# STATED PROBLEM
Take all the material and copy it exactly.

Stored entries

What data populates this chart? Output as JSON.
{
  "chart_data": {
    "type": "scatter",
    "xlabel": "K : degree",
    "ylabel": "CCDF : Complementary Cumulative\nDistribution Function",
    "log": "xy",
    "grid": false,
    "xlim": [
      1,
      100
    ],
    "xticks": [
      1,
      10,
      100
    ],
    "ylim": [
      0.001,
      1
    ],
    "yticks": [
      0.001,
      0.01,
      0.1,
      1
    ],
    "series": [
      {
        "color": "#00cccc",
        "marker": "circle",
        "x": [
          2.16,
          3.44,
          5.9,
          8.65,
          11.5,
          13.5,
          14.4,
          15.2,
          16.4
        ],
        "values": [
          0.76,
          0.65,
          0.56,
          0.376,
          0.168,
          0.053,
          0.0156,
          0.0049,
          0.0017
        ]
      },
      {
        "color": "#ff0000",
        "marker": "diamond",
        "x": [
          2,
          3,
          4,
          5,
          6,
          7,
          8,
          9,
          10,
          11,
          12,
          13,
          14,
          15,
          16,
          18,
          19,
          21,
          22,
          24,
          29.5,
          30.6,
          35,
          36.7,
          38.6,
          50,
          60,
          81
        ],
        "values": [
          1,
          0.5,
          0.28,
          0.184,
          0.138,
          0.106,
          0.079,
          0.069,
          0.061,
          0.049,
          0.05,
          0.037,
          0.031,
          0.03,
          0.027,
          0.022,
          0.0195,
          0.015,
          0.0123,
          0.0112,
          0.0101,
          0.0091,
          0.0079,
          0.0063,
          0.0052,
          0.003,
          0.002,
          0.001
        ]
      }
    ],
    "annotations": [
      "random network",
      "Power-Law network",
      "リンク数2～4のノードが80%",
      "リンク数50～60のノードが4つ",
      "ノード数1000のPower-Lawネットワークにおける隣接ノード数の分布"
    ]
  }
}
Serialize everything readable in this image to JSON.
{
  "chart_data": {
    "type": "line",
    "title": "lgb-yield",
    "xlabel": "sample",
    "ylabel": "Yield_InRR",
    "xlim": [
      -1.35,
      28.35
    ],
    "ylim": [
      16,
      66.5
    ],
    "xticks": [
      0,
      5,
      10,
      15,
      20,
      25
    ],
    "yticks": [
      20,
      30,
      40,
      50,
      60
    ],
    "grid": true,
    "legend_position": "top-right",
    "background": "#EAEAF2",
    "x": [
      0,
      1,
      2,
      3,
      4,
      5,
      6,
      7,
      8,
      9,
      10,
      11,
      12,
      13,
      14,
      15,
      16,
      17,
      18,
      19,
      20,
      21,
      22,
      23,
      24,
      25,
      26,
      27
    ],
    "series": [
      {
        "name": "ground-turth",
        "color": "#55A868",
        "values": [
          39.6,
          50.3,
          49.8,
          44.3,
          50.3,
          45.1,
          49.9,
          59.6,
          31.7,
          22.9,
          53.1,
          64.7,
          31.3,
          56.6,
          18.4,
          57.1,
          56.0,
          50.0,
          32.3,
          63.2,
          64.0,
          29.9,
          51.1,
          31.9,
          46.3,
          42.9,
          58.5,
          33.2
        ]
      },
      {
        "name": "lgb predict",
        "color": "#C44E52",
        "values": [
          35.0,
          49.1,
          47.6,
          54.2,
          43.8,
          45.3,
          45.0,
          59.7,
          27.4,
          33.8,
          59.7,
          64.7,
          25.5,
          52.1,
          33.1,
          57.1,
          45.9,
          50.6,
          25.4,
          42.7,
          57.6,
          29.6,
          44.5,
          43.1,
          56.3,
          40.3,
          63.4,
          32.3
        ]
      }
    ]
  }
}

# EXERCISE ANSWER
What data populates this chart? Output as JSON.
{
  "chart_data": {
    "type": "scatter",
    "xlabel": "K : degree",
    "ylabel": "CCDF : Complementary Cumulative\nDistribution Function",
    "log": "xy",
    "grid": false,
    "xlim": [
      1,
      100
    ],
    "xticks": [
      1,
      10,
      100
    ],
    "ylim": [
      0.001,
      1
    ],
    "yticks": [
      0.001,
      0.01,
      0.1,
      1
    ],
    "series": [
      {
        "color": "#00cccc",
        "marker": "circle",
        "x": [
          2.16,
          3.44,
          5.9,
          8.65,
          11.5,
          13.5,
          14.4,
          15.2,
          16.4
        ],
        "values": [
          0.76,
          0.65,
          0.56,
          0.376,
          0.168,
          0.053,
          0.0156,
          0.0049,
          0.0017
        ]
      },
      {
        "color": "#ff0000",
        "marker": "diamond",
        "x": [
          2,
          3,
          4,
          5,
          6,
          7,
          8,
          9,
          10,
          11,
          12,
          13,
          14,
          15,
          16,
          18,
          19,
          21,
          22,
          24,
          29.5,
          30.6,
          35,
          36.7,
          38.6,
          50,
          60,
          81
        ],
        "values": [
          1,
          0.5,
          0.28,
          0.184,
          0.138,
          0.106,
          0.079,
          0.069,
          0.061,
          0.049,
          0.05,
          0.037,
          0.031,
          0.03,
          0.027,
          0.022,
          0.0195,
          0.015,
          0.0123,
          0.0112,
          0.0101,
          0.0091,
          0.0079,
          0.0063,
          0.0052,
          0.003,
          0.002,
          0.001
        ]
      }
    ],
    "annotations": [
      "random network",
      "Power-Law network",
      "リンク数2～4のノードが80%",
      "リンク数50～60のノードが4つ",
      "ノード数1000のPower-Lawネットワークにおける隣接ノード数の分布"
    ]
  }
}
Serialize everything readable in this image to JSON.
{
  "chart_data": {
    "type": "line",
    "title": "lgb-yield",
    "xlabel": "sample",
    "ylabel": "Yield_InRR",
    "xlim": [
      -1.35,
      28.35
    ],
    "ylim": [
      16,
      66.5
    ],
    "xticks": [
      0,
      5,
      10,
      15,
      20,
      25
    ],
    "yticks": [
      20,
      30,
      40,
      50,
      60
    ],
    "grid": true,
    "legend_position": "top-right",
    "background": "#EAEAF2",
    "x": [
      0,
      1,
      2,
      3,
      4,
      5,
      6,
      7,
      8,
      9,
      10,
      11,
      12,
      13,
      14,
      15,
      16,
      17,
      18,
      19,
      20,
      21,
      22,
      23,
      24,
      25,
      26,
      27
    ],
    "series": [
      {
        "name": "ground-turth",
        "color": "#55A868",
        "values": [
          39.6,
          50.3,
          49.8,
          44.3,
          50.3,
          45.1,
          49.9,
          59.6,
          31.7,
          22.9,
          53.1,
          64.7,
          31.3,
          56.6,
          18.4,
          57.1,
          56.0,
          50.0,
          32.3,
          63.2,
          64.0,
          29.9,
          51.1,
          31.9,
          46.3,
          42.9,
          58.5,
          33.2
        ]
      },
      {
        "name": "lgb predict",
        "color": "#C44E52",
        "values": [
          35.0,
          49.1,
          47.6,
          54.2,
          43.8,
          45.3,
          45.0,
          59.7,
          27.4,
          33.8,
          59.7,
          64.7,
          25.5,
          52.1,
          33.1,
          57.1,
          45.9,
          50.6,
          25.4,
          42.7,
          57.6,
          29.6,
          44.5,
          43.1,
          56.3,
          40.3,
          63.4,
          32.3
        ]
      }
    ]
  }
}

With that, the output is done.